Lines containing "TradingView" are to be counted. Report the count alone.

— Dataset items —
----
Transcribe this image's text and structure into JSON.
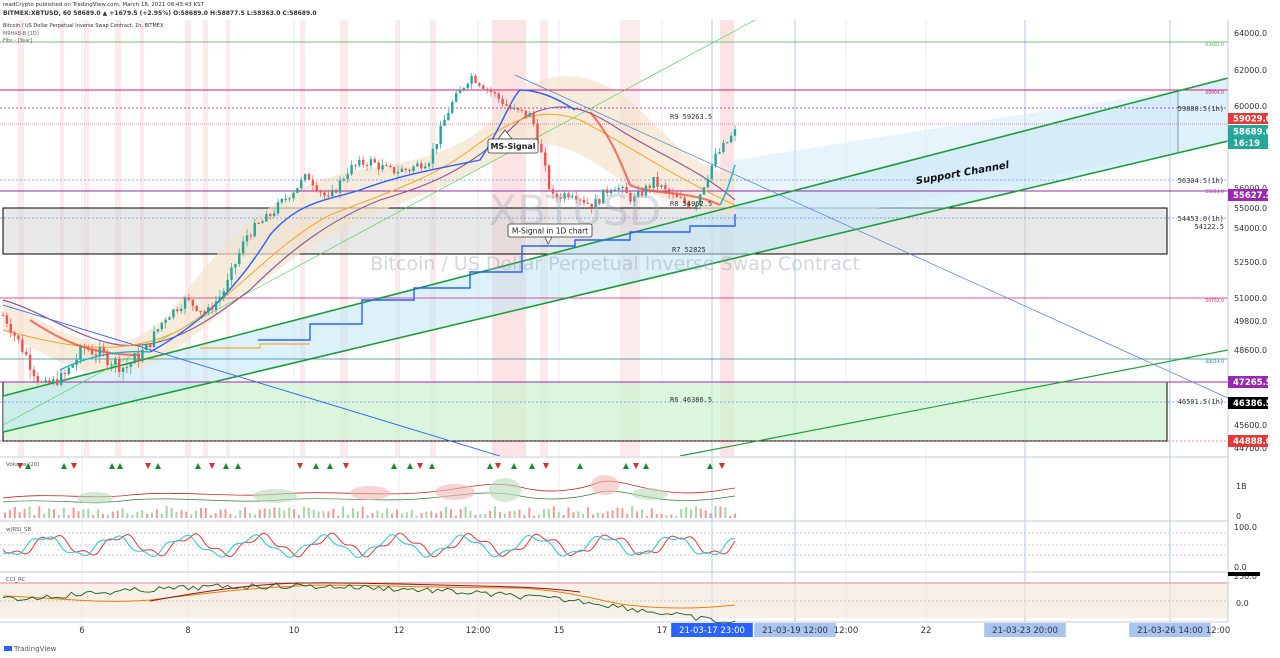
{
  "header": {
    "publish_line": "readCrypto published on TradingView.com, March 18, 2021 08:43:43 KST",
    "symbol_line": "BITMEX:XBTUSD, 60  58689.0 ▲ +1679.5 (+2.95%) O:58689.0 H:58877.5 L:58363.0 C:58689.0",
    "chart_title_line": "Bitcoin / US Dollar Perpetual Inverse Swap Contract, 1h, BITMEX",
    "indicator_1": "M9HAB-B [1D]",
    "indicator_2": "Fibs - [Year]"
  },
  "watermark": {
    "symbol": "XBTUSD",
    "description": "Bitcoin / US Dollar Perpetual Inverse Swap Contract"
  },
  "annotations": {
    "ms_signal": "MS-Signal",
    "m_signal": "M-Signal in 1D chart",
    "support_channel": "Support Channel"
  },
  "price_badges": {
    "current_price": "58689.0",
    "countdown": "16:19",
    "badge_59029": "59029.0",
    "badge_55627": "55627.5",
    "badge_47265": "47265.5",
    "badge_46386": "46386.5",
    "badge_44888": "44888.0"
  },
  "panes": {
    "volume_label": "Volume (20)",
    "rsi_label": "w|RSI_SB",
    "cci_label": "CCI_RC"
  },
  "footer": {
    "brand": "TradingView"
  },
  "colors": {
    "bull": "#26a69a",
    "bear": "#ef5350",
    "support": "#1e9e3a",
    "fib_pink": "#e2197b",
    "purple": "#9c27b0",
    "blue": "#2962ff",
    "time_badge": "#2962ff"
  },
  "chart_data": {
    "type": "line",
    "title": "Bitcoin / US Dollar Perpetual Inverse Swap Contract, 1h, BITMEX",
    "y_axis": {
      "ticks": [
        44700,
        45600,
        46500,
        47600,
        48600,
        49800,
        51000,
        52500,
        54000,
        55000,
        56000,
        58000,
        60000,
        62000,
        64000
      ],
      "tick_labels": [
        "44700.0",
        "45600.0",
        "46500.0",
        "47600.0",
        "48600.0",
        "49800.0",
        "51000.0",
        "52500.0",
        "54000.0",
        "55000.0",
        "56000.0",
        "58000.0",
        "60000.0",
        "62000.0",
        "64000.0"
      ],
      "range": [
        44400,
        65200
      ]
    },
    "x_axis": {
      "labels": [
        "6",
        "8",
        "10",
        "12",
        "12:00",
        "15",
        "17",
        "21-03-17   23:00",
        "21-03-19   12:00",
        "12:00",
        "22",
        "21-03-23   20:00",
        "21-03-26   14:00",
        "12:00"
      ],
      "highlighted": [
        "21-03-17   23:00",
        "21-03-19   12:00",
        "21-03-23   20:00",
        "21-03-26   14:00"
      ]
    },
    "close_series": [
      {
        "date": "Mar 4 12:00",
        "close": 50100
      },
      {
        "date": "Mar 5 00:00",
        "close": 48600
      },
      {
        "date": "Mar 5 06:00",
        "close": 47300
      },
      {
        "date": "Mar 5 18:00",
        "close": 47700
      },
      {
        "date": "Mar 6 00:00",
        "close": 48700
      },
      {
        "date": "Mar 6 12:00",
        "close": 48400
      },
      {
        "date": "Mar 7 00:00",
        "close": 48000
      },
      {
        "date": "Mar 7 06:00",
        "close": 48600
      },
      {
        "date": "Mar 7 18:00",
        "close": 50000
      },
      {
        "date": "Mar 8 00:00",
        "close": 50900
      },
      {
        "date": "Mar 8 12:00",
        "close": 50200
      },
      {
        "date": "Mar 9 00:00",
        "close": 51500
      },
      {
        "date": "Mar 9 12:00",
        "close": 53700
      },
      {
        "date": "Mar 10 00:00",
        "close": 54500
      },
      {
        "date": "Mar 10 12:00",
        "close": 55600
      },
      {
        "date": "Mar 11 00:00",
        "close": 56600
      },
      {
        "date": "Mar 11 12:00",
        "close": 55400
      },
      {
        "date": "Mar 12 00:00",
        "close": 56900
      },
      {
        "date": "Mar 12 12:00",
        "close": 57300
      },
      {
        "date": "Mar 13 00:00",
        "close": 56800
      },
      {
        "date": "Mar 13 12:00",
        "close": 56900
      },
      {
        "date": "Mar 13 18:00",
        "close": 57400
      },
      {
        "date": "Mar 14 00:00",
        "close": 60000
      },
      {
        "date": "Mar 14 04:00",
        "close": 61700
      },
      {
        "date": "Mar 14 12:00",
        "close": 60800
      },
      {
        "date": "Mar 15 00:00",
        "close": 59800
      },
      {
        "date": "Mar 15 06:00",
        "close": 59500
      },
      {
        "date": "Mar 15 12:00",
        "close": 55500
      },
      {
        "date": "Mar 15 20:00",
        "close": 55800
      },
      {
        "date": "Mar 16 06:00",
        "close": 55100
      },
      {
        "date": "Mar 16 12:00",
        "close": 56200
      },
      {
        "date": "Mar 16 22:00",
        "close": 55400
      },
      {
        "date": "Mar 17 06:00",
        "close": 56300
      },
      {
        "date": "Mar 17 12:00",
        "close": 55500
      },
      {
        "date": "Mar 17 18:00",
        "close": 55100
      },
      {
        "date": "Mar 17 22:00",
        "close": 57400
      },
      {
        "date": "Mar 17 23:00",
        "close": 58689
      }
    ],
    "horizontal_levels": [
      {
        "label": "63482.0",
        "value": 63482
      },
      {
        "label": "60904.0",
        "value": 60904
      },
      {
        "label": "59880.5(1h)",
        "value": 59880.5
      },
      {
        "label": "R9 59263.5",
        "value": 59263.5
      },
      {
        "label": "56304.5(1h)",
        "value": 56304.5
      },
      {
        "label": "55614.0",
        "value": 55614
      },
      {
        "label": "R8 54962.5",
        "value": 54962.5
      },
      {
        "label": "54453.0(1h)",
        "value": 54453
      },
      {
        "label": "54122.5",
        "value": 54122.5
      },
      {
        "label": "R7 52825",
        "value": 52825
      },
      {
        "label": "50752.0",
        "value": 50752
      },
      {
        "label": "48014.0",
        "value": 48014
      },
      {
        "label": "R6 46386.5",
        "value": 46386.5
      },
      {
        "label": "46501.5(1h)",
        "value": 46501.5
      }
    ],
    "volume_axis": {
      "tick_labels": [
        "1B",
        "0"
      ]
    },
    "rsi_axis": {
      "tick_labels": [
        "100.0",
        "0.0"
      ],
      "range": [
        0,
        100
      ]
    },
    "cci_axis": {
      "tick_labels": [
        "250.0",
        "0.0"
      ]
    }
  }
}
----
— EXERCISE RESPONSE —
2